--- The input ---

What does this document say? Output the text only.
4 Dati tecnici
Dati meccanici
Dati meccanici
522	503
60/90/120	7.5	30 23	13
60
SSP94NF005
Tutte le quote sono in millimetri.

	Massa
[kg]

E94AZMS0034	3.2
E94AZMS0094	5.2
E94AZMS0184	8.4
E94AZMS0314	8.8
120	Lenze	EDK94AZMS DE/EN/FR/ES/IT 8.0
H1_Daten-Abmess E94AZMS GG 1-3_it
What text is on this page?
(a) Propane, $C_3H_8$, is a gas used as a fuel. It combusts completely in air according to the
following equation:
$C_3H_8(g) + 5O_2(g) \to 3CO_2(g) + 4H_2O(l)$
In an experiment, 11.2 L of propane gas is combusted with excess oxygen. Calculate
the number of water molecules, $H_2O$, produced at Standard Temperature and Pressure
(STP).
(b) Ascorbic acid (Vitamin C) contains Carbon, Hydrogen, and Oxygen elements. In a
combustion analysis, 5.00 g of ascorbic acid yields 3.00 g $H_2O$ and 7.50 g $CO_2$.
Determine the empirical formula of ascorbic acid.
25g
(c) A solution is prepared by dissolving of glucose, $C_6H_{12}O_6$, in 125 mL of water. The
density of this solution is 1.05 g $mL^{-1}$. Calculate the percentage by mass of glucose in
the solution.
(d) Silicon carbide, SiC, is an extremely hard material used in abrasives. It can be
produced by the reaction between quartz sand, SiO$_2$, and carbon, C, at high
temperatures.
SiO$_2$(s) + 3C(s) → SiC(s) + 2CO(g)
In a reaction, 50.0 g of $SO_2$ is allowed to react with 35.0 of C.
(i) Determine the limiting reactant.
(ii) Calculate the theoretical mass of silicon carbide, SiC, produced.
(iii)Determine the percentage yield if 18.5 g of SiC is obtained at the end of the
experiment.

---
--- The input ---

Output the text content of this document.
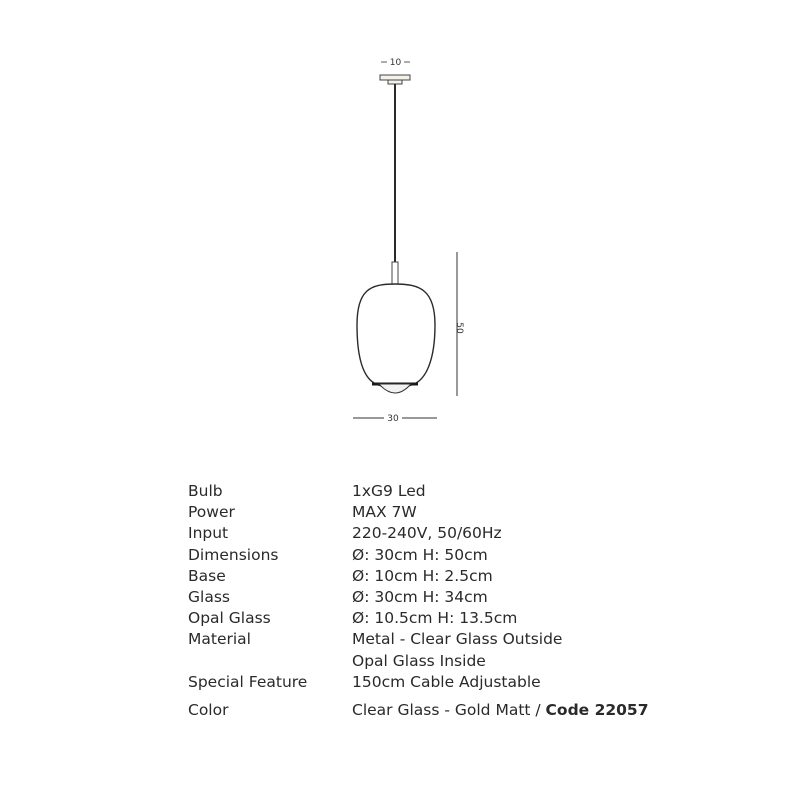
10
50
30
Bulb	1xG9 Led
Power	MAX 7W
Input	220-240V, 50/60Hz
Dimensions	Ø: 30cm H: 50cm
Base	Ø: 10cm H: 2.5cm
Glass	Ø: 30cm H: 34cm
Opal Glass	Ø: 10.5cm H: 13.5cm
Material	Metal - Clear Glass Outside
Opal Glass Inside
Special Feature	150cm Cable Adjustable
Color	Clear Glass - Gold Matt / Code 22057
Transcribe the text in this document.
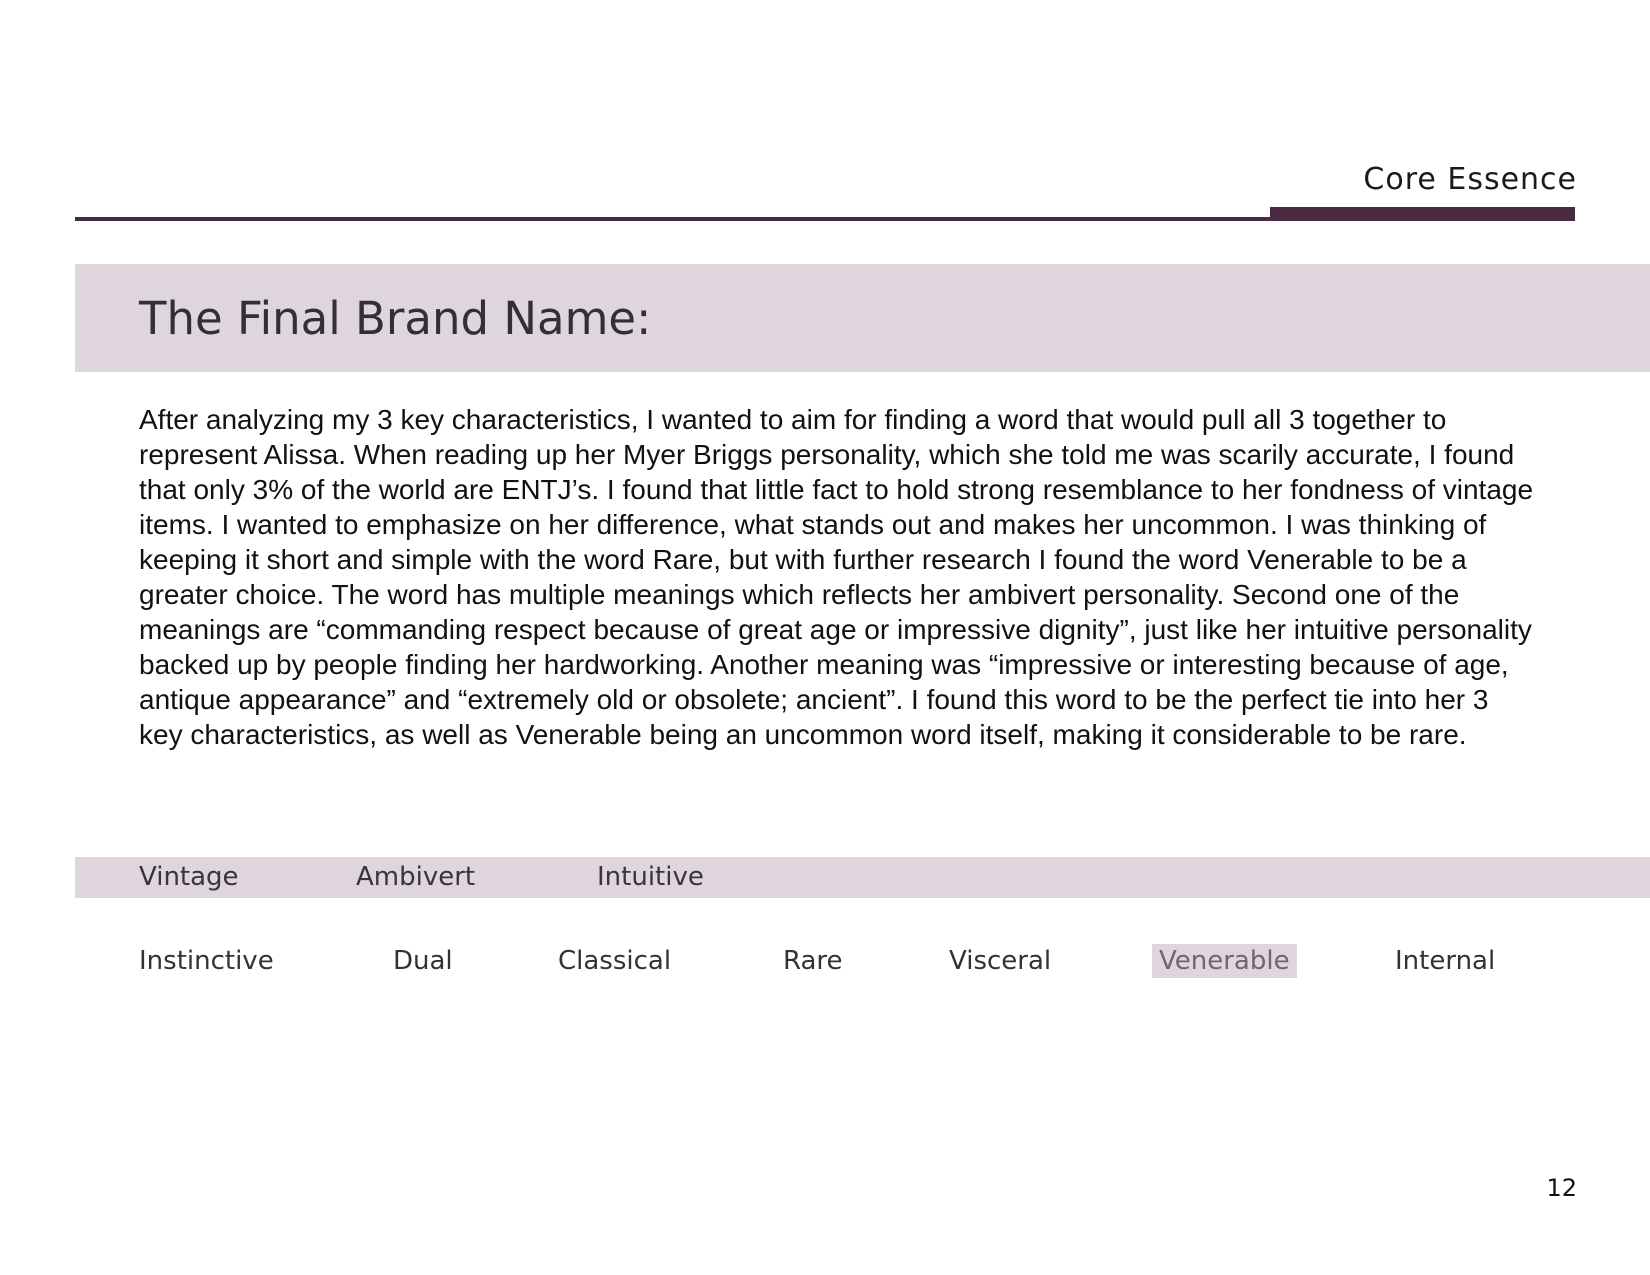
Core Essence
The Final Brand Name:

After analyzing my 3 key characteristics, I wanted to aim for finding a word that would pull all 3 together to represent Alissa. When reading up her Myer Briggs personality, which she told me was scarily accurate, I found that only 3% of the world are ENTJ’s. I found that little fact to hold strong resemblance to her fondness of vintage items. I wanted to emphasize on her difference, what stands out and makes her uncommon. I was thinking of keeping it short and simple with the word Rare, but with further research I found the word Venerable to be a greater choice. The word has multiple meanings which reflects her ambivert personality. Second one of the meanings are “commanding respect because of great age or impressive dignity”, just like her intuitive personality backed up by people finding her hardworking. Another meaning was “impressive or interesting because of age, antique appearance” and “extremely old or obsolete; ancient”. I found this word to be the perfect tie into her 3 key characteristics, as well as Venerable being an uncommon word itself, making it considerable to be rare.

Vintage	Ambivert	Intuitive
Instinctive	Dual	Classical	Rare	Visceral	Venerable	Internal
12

---

In the entries above, find every line with the word "glucose" and list it.

(c) A solution is prepared by dissolving of glucose, $C_6H_{12}O_6$, in 125 mL of water. The
density of this solution is 1.05 g $mL^{-1}$. Calculate the percentage by mass of glucose in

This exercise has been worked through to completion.